# Übungsaufgaben:
• 1. Übersetzen Sie aus dem Text über ResearchGate den Satz „Seit dem Start im Mai 2008 hat das Netzwerk über drei Millionen Mitglieder gewonnen.“ ins Englische.
• 2. Ändern Sie im Text über ResearchGate alles von "Vernetzte Wissenschaft: Interview" bis hinunter zu "und Boston geschaffen.", indem Sie "Wissenschaftler" durch "Forschende" ersetzen.
• 3. Auf welcher Veranstaltung wurde Ijad Madisch laut dem Text über ResearchGate zum „Digital Star 2014“ ausgezeichnet?

# Ausgangstext:
Wissenschaftsjahr 2014 - Die Digitale Gesellschaft

Vernetzte Wissenschaft: Interview mit Ijad Madisch, dem Digital Star 2014

Soeben wurde Ijad Madisch bei der Digital-Life-Design Conference (DLD) in München zum "Digital Star 2014" ausgezeichnet. Der 33-jährige Gründer von ResearchGate hat mit dem ersten sozialen Netzwerk für Wissenschaftler eine erfolgreiche Forscherplattform mit Sitz in Berlin und Boston geschaffen. 

Portätbild von Ijad Madisch, Gründer von ResearchGate
Ijad Madisch, Gründer von ResearchGate

ResearchGate ermöglicht Wissenschaftlerinnen und Wissenschaftlern aus verschiedenen Disziplinen, sich weltweit auszutauschen. Seit dem Start im Mai 2008 hat das Netzwerk über drei Millionen Mitglieder gewonnen. Im Interview erklärt Ijad Madisch, wie ResearchGate die Wissenschaft verändert.

# Gespeicherte Dateneinträge:
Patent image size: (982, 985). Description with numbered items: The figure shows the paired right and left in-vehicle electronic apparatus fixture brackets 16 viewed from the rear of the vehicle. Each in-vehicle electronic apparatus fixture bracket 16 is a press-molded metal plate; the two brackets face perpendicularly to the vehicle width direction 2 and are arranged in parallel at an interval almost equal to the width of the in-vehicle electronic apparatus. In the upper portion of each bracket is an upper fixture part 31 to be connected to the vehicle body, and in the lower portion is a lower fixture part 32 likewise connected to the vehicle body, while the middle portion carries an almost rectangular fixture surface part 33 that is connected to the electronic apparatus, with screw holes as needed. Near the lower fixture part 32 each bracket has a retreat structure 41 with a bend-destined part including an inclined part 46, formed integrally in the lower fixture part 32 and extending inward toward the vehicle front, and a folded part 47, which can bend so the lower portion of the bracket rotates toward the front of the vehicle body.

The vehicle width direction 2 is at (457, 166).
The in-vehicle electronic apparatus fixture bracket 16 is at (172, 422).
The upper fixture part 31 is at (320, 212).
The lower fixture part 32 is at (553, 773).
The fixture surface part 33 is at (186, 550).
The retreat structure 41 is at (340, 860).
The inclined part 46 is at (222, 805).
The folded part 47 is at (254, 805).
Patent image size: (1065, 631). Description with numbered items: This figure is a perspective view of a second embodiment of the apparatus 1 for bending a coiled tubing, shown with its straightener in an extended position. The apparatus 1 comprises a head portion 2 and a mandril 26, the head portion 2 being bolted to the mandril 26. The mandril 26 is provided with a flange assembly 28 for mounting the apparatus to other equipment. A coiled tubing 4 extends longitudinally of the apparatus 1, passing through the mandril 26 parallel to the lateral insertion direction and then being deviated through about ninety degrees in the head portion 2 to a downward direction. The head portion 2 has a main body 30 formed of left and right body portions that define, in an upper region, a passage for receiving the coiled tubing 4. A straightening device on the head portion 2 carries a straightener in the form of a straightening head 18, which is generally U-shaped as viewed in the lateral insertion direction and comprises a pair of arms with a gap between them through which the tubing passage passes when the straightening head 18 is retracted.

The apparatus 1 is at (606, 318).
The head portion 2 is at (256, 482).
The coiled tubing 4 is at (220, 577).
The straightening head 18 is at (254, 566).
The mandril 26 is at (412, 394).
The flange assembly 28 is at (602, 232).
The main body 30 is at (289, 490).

# Lösungen je Aufgabe:
• 1. Since its launch in May 2008, the network has gained more than three million members.

• 2.
Vernetzte Wissenschaft: Interview mit Ijad Madisch, dem Digital Star 2014

Soeben wurde Ijad Madisch bei der Digital-Life-Design Conference (DLD) in München zum "Digital Star 2014" ausgezeichnet. Der 33-jährige Gründer von ResearchGate hat mit dem ersten sozialen Netzwerk für Forschende eine erfolgreiche Forscherplattform mit Sitz in Berlin und Boston geschaffen.

• 3. Auf der Digital-Life-Design Conference (DLD) in München.